## ITEMS
-- start --

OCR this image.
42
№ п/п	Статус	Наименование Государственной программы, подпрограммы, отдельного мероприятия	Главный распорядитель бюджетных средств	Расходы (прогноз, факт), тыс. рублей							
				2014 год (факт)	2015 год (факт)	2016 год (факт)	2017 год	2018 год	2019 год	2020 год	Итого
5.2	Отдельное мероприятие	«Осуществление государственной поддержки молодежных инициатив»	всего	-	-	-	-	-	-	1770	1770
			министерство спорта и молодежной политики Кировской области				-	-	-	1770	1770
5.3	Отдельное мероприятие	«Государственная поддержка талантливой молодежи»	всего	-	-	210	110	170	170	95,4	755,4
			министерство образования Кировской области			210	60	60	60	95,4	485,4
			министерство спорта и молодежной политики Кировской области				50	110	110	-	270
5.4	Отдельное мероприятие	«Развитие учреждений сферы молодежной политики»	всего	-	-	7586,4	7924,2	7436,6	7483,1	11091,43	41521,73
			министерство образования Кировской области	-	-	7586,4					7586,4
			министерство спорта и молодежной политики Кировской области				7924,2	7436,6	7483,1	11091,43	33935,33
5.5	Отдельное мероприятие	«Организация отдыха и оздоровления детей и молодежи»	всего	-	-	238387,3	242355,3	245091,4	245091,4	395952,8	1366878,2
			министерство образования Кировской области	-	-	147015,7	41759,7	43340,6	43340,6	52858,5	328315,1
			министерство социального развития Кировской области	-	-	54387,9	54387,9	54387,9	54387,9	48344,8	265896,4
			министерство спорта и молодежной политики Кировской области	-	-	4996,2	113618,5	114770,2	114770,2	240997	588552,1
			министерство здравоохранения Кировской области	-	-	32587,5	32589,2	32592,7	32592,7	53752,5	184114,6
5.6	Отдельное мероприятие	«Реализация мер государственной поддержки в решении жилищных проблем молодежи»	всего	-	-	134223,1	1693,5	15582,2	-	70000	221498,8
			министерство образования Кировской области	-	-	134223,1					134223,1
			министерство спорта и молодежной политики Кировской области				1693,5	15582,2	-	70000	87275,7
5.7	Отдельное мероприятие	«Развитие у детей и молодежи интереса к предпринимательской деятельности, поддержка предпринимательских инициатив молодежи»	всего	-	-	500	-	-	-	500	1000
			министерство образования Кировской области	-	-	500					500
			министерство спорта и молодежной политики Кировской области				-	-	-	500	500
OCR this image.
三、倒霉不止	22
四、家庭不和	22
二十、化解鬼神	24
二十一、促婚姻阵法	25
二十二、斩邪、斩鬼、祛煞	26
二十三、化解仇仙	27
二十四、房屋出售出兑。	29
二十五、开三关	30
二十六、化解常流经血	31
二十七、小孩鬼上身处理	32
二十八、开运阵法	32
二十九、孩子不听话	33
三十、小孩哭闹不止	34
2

-- end --

Of the lines in the listing, how many hold the word "факт"? Nothing but the number is needed.

## CORRECT RESPONSE
2